#### Task instructions
Transcribe the records that follow in their entirety, omitting any pictures.

#### Items
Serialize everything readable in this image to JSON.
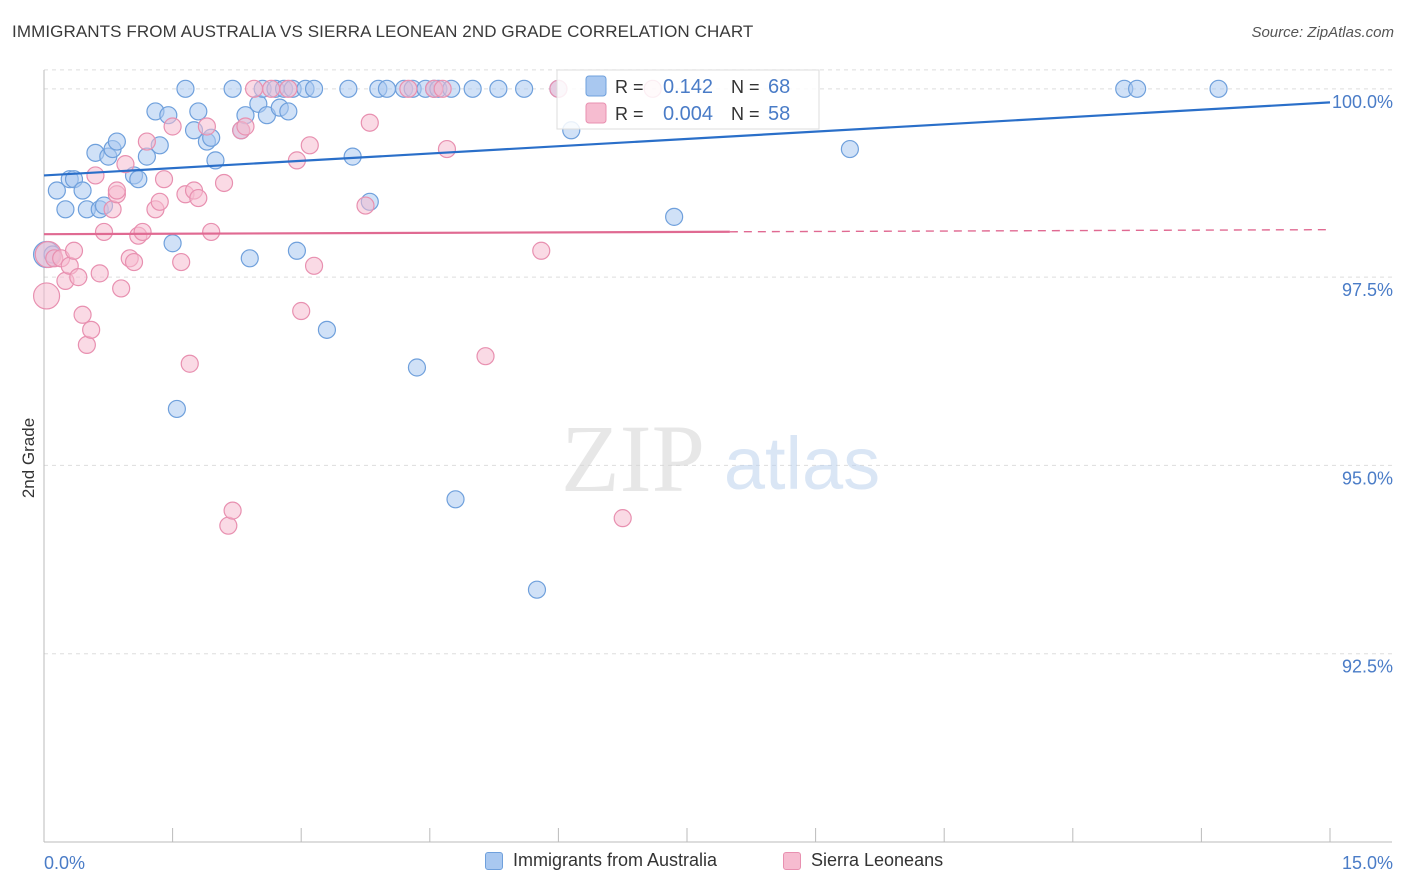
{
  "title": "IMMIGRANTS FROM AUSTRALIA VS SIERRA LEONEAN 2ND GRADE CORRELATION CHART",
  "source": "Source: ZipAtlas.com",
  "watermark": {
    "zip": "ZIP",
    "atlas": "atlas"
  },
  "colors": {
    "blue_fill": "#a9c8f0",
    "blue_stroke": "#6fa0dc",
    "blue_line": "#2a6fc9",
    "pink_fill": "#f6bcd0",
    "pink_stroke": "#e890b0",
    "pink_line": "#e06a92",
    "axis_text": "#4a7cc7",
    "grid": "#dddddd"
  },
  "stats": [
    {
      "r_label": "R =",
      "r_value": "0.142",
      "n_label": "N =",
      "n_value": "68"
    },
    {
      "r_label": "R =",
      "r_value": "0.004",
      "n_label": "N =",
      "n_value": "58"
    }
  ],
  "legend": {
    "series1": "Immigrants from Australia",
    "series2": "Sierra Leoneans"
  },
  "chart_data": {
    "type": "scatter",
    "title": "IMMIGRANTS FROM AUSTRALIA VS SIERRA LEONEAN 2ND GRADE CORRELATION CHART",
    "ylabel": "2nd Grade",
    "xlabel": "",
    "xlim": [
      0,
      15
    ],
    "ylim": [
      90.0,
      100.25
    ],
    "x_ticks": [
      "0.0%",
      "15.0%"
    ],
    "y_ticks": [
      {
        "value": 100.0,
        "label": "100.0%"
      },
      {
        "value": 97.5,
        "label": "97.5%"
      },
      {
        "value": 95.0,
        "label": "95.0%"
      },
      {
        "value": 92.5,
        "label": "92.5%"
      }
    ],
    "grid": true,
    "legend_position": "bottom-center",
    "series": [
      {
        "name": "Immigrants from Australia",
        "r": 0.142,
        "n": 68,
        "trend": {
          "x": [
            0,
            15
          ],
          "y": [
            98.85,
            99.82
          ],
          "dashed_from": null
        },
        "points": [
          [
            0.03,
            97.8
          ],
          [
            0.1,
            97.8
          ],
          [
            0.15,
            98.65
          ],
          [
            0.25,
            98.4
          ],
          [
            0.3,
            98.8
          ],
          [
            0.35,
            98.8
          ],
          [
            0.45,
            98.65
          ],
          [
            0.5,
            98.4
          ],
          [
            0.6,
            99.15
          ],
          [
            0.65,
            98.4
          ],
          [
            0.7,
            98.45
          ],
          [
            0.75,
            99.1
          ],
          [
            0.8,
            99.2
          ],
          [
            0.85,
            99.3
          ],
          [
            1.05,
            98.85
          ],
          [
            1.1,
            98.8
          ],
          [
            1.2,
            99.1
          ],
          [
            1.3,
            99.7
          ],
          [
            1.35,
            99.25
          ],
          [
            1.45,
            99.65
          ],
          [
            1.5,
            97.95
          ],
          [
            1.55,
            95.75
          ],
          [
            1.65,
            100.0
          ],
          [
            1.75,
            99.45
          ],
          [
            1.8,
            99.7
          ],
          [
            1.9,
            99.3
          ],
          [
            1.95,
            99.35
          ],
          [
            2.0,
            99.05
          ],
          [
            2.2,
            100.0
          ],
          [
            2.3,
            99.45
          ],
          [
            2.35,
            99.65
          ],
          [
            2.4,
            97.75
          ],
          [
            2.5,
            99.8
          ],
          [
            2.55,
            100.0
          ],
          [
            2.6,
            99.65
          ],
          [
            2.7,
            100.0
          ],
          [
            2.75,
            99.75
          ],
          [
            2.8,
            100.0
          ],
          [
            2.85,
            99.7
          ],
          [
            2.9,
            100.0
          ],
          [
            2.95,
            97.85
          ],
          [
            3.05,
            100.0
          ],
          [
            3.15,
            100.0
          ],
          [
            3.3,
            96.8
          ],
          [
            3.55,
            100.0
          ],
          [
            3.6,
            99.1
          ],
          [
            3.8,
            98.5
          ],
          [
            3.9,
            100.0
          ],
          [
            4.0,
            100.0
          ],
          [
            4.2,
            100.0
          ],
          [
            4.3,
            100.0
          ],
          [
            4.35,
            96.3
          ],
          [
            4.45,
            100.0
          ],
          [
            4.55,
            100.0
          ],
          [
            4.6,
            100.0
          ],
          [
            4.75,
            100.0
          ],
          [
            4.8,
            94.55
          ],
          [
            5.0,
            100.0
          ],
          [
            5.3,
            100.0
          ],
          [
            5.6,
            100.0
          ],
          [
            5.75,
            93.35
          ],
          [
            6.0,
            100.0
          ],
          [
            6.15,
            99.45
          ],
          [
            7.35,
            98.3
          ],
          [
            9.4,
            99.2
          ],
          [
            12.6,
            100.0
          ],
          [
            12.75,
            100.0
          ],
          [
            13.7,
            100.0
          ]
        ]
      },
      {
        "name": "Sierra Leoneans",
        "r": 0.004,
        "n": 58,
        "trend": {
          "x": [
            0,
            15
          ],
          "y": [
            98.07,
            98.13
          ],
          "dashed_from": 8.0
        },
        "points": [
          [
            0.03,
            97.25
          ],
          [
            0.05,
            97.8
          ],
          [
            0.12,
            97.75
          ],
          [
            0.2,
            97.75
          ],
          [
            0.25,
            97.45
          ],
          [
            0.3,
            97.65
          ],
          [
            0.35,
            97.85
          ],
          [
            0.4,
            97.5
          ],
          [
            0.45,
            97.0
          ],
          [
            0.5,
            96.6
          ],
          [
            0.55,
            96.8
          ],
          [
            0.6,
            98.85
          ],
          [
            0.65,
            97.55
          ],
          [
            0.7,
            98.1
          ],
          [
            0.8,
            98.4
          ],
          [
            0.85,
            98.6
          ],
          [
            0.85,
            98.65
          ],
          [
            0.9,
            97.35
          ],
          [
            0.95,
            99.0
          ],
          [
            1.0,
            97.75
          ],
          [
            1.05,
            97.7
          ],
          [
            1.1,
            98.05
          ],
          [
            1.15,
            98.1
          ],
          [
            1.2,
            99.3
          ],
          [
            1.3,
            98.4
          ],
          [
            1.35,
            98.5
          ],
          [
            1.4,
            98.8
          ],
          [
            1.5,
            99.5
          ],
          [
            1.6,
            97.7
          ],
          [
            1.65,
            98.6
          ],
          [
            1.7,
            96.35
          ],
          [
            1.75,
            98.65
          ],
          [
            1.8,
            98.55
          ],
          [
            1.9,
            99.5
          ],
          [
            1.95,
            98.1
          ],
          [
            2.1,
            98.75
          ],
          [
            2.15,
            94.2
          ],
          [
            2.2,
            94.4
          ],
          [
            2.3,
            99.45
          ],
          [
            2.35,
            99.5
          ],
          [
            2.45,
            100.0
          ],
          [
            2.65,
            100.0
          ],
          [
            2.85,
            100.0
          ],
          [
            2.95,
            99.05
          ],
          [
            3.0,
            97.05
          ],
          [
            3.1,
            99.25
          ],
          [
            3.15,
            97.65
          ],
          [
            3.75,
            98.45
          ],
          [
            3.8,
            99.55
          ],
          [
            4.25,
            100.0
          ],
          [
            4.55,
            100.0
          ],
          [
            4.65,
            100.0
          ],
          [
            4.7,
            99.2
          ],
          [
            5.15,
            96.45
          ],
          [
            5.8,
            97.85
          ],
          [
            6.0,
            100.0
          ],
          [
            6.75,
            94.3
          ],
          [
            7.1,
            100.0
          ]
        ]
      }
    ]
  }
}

#### Task output
Serialize everything readable in this image to JSON.
{
  "title": "IMMIGRANTS FROM AUSTRALIA VS SIERRA LEONEAN 2ND GRADE CORRELATION CHART",
  "source": "Source: ZipAtlas.com",
  "watermark": {
    "zip": "ZIP",
    "atlas": "atlas"
  },
  "colors": {
    "blue_fill": "#a9c8f0",
    "blue_stroke": "#6fa0dc",
    "blue_line": "#2a6fc9",
    "pink_fill": "#f6bcd0",
    "pink_stroke": "#e890b0",
    "pink_line": "#e06a92",
    "axis_text": "#4a7cc7",
    "grid": "#dddddd"
  },
  "stats": [
    {
      "r_label": "R =",
      "r_value": "0.142",
      "n_label": "N =",
      "n_value": "68"
    },
    {
      "r_label": "R =",
      "r_value": "0.004",
      "n_label": "N =",
      "n_value": "58"
    }
  ],
  "legend": {
    "series1": "Immigrants from Australia",
    "series2": "Sierra Leoneans"
  },
  "chart_data": {
    "type": "scatter",
    "title": "IMMIGRANTS FROM AUSTRALIA VS SIERRA LEONEAN 2ND GRADE CORRELATION CHART",
    "ylabel": "2nd Grade",
    "xlabel": "",
    "xlim": [
      0,
      15
    ],
    "ylim": [
      90.0,
      100.25
    ],
    "x_ticks": [
      "0.0%",
      "15.0%"
    ],
    "y_ticks": [
      {
        "value": 100.0,
        "label": "100.0%"
      },
      {
        "value": 97.5,
        "label": "97.5%"
      },
      {
        "value": 95.0,
        "label": "95.0%"
      },
      {
        "value": 92.5,
        "label": "92.5%"
      }
    ],
    "grid": true,
    "legend_position": "bottom-center",
    "series": [
      {
        "name": "Immigrants from Australia",
        "r": 0.142,
        "n": 68,
        "trend": {
          "x": [
            0,
            15
          ],
          "y": [
            98.85,
            99.82
          ],
          "dashed_from": null
        },
        "points": [
          [
            0.03,
            97.8
          ],
          [
            0.1,
            97.8
          ],
          [
            0.15,
            98.65
          ],
          [
            0.25,
            98.4
          ],
          [
            0.3,
            98.8
          ],
          [
            0.35,
            98.8
          ],
          [
            0.45,
            98.65
          ],
          [
            0.5,
            98.4
          ],
          [
            0.6,
            99.15
          ],
          [
            0.65,
            98.4
          ],
          [
            0.7,
            98.45
          ],
          [
            0.75,
            99.1
          ],
          [
            0.8,
            99.2
          ],
          [
            0.85,
            99.3
          ],
          [
            1.05,
            98.85
          ],
          [
            1.1,
            98.8
          ],
          [
            1.2,
            99.1
          ],
          [
            1.3,
            99.7
          ],
          [
            1.35,
            99.25
          ],
          [
            1.45,
            99.65
          ],
          [
            1.5,
            97.95
          ],
          [
            1.55,
            95.75
          ],
          [
            1.65,
            100.0
          ],
          [
            1.75,
            99.45
          ],
          [
            1.8,
            99.7
          ],
          [
            1.9,
            99.3
          ],
          [
            1.95,
            99.35
          ],
          [
            2.0,
            99.05
          ],
          [
            2.2,
            100.0
          ],
          [
            2.3,
            99.45
          ],
          [
            2.35,
            99.65
          ],
          [
            2.4,
            97.75
          ],
          [
            2.5,
            99.8
          ],
          [
            2.55,
            100.0
          ],
          [
            2.6,
            99.65
          ],
          [
            2.7,
            100.0
          ],
          [
            2.75,
            99.75
          ],
          [
            2.8,
            100.0
          ],
          [
            2.85,
            99.7
          ],
          [
            2.9,
            100.0
          ],
          [
            2.95,
            97.85
          ],
          [
            3.05,
            100.0
          ],
          [
            3.15,
            100.0
          ],
          [
            3.3,
            96.8
          ],
          [
            3.55,
            100.0
          ],
          [
            3.6,
            99.1
          ],
          [
            3.8,
            98.5
          ],
          [
            3.9,
            100.0
          ],
          [
            4.0,
            100.0
          ],
          [
            4.2,
            100.0
          ],
          [
            4.3,
            100.0
          ],
          [
            4.35,
            96.3
          ],
          [
            4.45,
            100.0
          ],
          [
            4.55,
            100.0
          ],
          [
            4.6,
            100.0
          ],
          [
            4.75,
            100.0
          ],
          [
            4.8,
            94.55
          ],
          [
            5.0,
            100.0
          ],
          [
            5.3,
            100.0
          ],
          [
            5.6,
            100.0
          ],
          [
            5.75,
            93.35
          ],
          [
            6.0,
            100.0
          ],
          [
            6.15,
            99.45
          ],
          [
            7.35,
            98.3
          ],
          [
            9.4,
            99.2
          ],
          [
            12.6,
            100.0
          ],
          [
            12.75,
            100.0
          ],
          [
            13.7,
            100.0
          ]
        ]
      },
      {
        "name": "Sierra Leoneans",
        "r": 0.004,
        "n": 58,
        "trend": {
          "x": [
            0,
            15
          ],
          "y": [
            98.07,
            98.13
          ],
          "dashed_from": 8.0
        },
        "points": [
          [
            0.03,
            97.25
          ],
          [
            0.05,
            97.8
          ],
          [
            0.12,
            97.75
          ],
          [
            0.2,
            97.75
          ],
          [
            0.25,
            97.45
          ],
          [
            0.3,
            97.65
          ],
          [
            0.35,
            97.85
          ],
          [
            0.4,
            97.5
          ],
          [
            0.45,
            97.0
          ],
          [
            0.5,
            96.6
          ],
          [
            0.55,
            96.8
          ],
          [
            0.6,
            98.85
          ],
          [
            0.65,
            97.55
          ],
          [
            0.7,
            98.1
          ],
          [
            0.8,
            98.4
          ],
          [
            0.85,
            98.6
          ],
          [
            0.85,
            98.65
          ],
          [
            0.9,
            97.35
          ],
          [
            0.95,
            99.0
          ],
          [
            1.0,
            97.75
          ],
          [
            1.05,
            97.7
          ],
          [
            1.1,
            98.05
          ],
          [
            1.15,
            98.1
          ],
          [
            1.2,
            99.3
          ],
          [
            1.3,
            98.4
          ],
          [
            1.35,
            98.5
          ],
          [
            1.4,
            98.8
          ],
          [
            1.5,
            99.5
          ],
          [
            1.6,
            97.7
          ],
          [
            1.65,
            98.6
          ],
          [
            1.7,
            96.35
          ],
          [
            1.75,
            98.65
          ],
          [
            1.8,
            98.55
          ],
          [
            1.9,
            99.5
          ],
          [
            1.95,
            98.1
          ],
          [
            2.1,
            98.75
          ],
          [
            2.15,
            94.2
          ],
          [
            2.2,
            94.4
          ],
          [
            2.3,
            99.45
          ],
          [
            2.35,
            99.5
          ],
          [
            2.45,
            100.0
          ],
          [
            2.65,
            100.0
          ],
          [
            2.85,
            100.0
          ],
          [
            2.95,
            99.05
          ],
          [
            3.0,
            97.05
          ],
          [
            3.1,
            99.25
          ],
          [
            3.15,
            97.65
          ],
          [
            3.75,
            98.45
          ],
          [
            3.8,
            99.55
          ],
          [
            4.25,
            100.0
          ],
          [
            4.55,
            100.0
          ],
          [
            4.65,
            100.0
          ],
          [
            4.7,
            99.2
          ],
          [
            5.15,
            96.45
          ],
          [
            5.8,
            97.85
          ],
          [
            6.0,
            100.0
          ],
          [
            6.75,
            94.3
          ],
          [
            7.1,
            100.0
          ]
        ]
      }
    ]
  }
}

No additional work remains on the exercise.